What is needed: Search the material for "ylabel" and show all lines that contain it.

Data to process:
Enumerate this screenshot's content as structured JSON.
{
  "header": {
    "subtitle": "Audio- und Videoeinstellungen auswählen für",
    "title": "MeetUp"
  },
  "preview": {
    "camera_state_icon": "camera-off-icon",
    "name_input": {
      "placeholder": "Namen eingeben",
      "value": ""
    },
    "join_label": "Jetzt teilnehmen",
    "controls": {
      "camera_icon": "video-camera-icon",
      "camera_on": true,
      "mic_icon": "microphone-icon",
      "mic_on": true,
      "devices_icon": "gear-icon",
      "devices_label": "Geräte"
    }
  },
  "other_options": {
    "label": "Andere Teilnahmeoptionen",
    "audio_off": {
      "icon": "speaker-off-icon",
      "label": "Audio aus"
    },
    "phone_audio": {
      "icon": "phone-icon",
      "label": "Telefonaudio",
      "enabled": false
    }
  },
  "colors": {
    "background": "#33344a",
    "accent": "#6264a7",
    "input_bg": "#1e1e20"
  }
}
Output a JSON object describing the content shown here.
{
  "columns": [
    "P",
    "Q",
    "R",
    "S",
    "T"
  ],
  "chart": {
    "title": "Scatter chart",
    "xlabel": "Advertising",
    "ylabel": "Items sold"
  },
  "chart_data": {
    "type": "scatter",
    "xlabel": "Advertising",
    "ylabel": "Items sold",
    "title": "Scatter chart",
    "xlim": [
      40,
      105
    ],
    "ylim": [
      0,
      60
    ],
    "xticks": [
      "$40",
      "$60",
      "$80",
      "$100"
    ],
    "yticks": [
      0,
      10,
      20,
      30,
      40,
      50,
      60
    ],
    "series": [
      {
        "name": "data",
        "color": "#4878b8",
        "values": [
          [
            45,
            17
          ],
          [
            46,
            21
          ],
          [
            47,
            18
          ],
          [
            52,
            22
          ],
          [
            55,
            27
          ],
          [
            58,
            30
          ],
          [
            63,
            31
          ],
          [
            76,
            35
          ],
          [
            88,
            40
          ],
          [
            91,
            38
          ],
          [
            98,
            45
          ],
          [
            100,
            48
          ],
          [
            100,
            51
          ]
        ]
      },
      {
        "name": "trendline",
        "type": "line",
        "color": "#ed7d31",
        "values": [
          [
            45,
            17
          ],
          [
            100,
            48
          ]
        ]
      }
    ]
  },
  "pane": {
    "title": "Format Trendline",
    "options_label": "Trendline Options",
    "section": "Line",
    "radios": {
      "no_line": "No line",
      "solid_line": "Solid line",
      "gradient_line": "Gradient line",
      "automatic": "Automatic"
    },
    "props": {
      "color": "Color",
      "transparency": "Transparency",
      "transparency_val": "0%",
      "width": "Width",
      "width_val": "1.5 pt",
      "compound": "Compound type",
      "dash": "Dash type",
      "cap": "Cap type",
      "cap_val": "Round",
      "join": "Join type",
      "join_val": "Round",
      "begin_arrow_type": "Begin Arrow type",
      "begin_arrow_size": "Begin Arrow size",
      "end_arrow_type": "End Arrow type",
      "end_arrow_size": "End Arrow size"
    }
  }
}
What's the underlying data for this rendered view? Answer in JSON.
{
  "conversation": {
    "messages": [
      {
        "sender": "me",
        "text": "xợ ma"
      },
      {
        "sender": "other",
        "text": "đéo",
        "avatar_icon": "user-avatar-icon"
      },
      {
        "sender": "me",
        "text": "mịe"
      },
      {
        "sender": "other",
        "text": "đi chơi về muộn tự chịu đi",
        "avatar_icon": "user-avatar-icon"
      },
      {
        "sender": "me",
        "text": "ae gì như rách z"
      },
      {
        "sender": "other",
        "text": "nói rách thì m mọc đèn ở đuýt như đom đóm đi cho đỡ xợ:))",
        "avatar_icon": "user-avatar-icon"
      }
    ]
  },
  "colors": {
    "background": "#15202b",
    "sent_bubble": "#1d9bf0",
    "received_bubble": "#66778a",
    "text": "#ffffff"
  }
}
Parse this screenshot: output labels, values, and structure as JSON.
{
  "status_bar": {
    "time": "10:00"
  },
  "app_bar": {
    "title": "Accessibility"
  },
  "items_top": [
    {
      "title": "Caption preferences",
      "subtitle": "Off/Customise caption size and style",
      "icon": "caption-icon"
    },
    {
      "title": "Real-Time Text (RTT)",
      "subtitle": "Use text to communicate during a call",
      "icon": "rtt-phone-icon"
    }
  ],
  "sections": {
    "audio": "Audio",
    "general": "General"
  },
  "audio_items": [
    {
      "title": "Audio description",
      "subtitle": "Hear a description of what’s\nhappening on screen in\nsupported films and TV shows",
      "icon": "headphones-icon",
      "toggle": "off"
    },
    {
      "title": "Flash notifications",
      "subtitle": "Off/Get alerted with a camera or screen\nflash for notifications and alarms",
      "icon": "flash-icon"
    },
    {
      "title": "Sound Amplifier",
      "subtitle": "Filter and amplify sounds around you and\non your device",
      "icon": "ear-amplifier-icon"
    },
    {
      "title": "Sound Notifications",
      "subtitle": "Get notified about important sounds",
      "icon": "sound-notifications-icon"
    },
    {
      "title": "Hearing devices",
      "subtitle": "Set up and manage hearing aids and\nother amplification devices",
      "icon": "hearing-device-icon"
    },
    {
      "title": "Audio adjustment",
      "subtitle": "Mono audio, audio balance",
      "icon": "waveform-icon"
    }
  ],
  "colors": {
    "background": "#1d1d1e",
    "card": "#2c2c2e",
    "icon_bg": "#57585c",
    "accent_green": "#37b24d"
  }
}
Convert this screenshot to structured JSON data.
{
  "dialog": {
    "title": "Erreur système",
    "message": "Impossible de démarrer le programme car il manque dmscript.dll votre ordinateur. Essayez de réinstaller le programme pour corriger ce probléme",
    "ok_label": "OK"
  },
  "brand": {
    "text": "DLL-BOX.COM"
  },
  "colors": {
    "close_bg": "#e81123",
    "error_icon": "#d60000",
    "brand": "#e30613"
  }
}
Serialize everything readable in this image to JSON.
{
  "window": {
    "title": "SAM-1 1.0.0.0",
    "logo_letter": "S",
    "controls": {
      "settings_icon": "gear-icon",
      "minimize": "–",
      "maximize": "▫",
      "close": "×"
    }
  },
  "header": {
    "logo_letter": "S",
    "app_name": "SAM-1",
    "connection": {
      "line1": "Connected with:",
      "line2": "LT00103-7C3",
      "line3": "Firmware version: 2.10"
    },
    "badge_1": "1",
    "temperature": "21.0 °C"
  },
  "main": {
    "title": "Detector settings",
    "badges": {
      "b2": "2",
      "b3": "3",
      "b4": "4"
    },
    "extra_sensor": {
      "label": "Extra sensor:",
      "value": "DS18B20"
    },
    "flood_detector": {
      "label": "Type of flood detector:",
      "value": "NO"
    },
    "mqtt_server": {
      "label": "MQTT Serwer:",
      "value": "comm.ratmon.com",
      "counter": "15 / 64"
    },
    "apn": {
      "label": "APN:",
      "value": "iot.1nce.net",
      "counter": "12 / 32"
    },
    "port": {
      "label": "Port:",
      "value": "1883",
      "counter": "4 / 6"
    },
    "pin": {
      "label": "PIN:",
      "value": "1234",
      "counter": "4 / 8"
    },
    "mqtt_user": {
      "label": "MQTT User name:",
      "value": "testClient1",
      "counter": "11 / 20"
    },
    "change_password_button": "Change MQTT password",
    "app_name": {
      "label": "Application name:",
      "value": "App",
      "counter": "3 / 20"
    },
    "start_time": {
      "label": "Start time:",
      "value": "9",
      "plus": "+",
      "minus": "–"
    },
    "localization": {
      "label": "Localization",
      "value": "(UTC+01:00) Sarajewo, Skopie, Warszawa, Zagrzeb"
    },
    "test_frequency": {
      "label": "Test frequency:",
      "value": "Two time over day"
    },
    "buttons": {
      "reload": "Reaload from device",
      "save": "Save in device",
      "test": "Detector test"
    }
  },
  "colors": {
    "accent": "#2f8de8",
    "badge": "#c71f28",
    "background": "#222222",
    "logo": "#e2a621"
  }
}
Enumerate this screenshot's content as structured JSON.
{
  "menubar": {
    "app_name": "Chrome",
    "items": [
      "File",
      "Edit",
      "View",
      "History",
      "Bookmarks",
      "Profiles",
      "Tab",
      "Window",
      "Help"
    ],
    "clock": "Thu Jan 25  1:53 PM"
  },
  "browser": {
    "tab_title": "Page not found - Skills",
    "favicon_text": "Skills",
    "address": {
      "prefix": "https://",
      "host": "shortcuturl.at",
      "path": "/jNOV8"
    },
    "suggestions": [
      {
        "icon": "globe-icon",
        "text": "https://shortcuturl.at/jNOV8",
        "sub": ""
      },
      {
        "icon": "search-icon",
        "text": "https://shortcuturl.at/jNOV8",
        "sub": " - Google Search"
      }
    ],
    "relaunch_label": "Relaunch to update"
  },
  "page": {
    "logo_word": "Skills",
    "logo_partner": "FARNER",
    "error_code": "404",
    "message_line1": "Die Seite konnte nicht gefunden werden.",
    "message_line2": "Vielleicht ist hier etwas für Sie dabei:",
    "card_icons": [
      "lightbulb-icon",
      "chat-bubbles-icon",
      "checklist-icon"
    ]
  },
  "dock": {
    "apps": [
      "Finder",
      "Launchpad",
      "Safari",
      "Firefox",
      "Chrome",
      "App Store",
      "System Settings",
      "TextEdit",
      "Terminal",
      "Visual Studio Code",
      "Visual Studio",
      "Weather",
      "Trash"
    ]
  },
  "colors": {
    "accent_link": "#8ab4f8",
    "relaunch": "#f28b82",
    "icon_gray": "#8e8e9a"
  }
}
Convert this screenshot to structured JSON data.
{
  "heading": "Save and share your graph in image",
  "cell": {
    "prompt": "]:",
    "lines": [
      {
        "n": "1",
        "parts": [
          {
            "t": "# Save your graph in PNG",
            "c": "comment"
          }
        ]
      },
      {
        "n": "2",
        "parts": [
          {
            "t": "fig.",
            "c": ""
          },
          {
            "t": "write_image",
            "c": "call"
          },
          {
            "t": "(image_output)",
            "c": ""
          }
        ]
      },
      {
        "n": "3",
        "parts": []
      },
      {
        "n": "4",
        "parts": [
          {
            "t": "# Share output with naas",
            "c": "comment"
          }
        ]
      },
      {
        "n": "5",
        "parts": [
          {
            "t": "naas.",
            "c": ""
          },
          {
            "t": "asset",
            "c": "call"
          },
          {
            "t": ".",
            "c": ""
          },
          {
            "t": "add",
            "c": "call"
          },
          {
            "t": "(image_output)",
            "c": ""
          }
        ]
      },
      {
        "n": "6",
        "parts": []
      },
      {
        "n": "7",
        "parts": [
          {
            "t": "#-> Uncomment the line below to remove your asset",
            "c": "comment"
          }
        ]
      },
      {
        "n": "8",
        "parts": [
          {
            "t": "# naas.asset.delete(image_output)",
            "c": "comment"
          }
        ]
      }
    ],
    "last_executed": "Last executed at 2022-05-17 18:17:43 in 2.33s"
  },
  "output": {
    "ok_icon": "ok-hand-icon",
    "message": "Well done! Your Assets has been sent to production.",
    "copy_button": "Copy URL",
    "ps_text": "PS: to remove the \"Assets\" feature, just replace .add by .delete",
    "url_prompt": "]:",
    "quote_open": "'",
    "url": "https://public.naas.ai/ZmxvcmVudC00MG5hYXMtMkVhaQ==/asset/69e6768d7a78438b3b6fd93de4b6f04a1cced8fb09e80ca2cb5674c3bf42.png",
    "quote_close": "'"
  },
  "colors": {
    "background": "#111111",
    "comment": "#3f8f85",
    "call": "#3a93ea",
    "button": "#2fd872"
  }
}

Solution to this problem:
    "ylabel": "Items sold"
    "ylabel": "Items sold",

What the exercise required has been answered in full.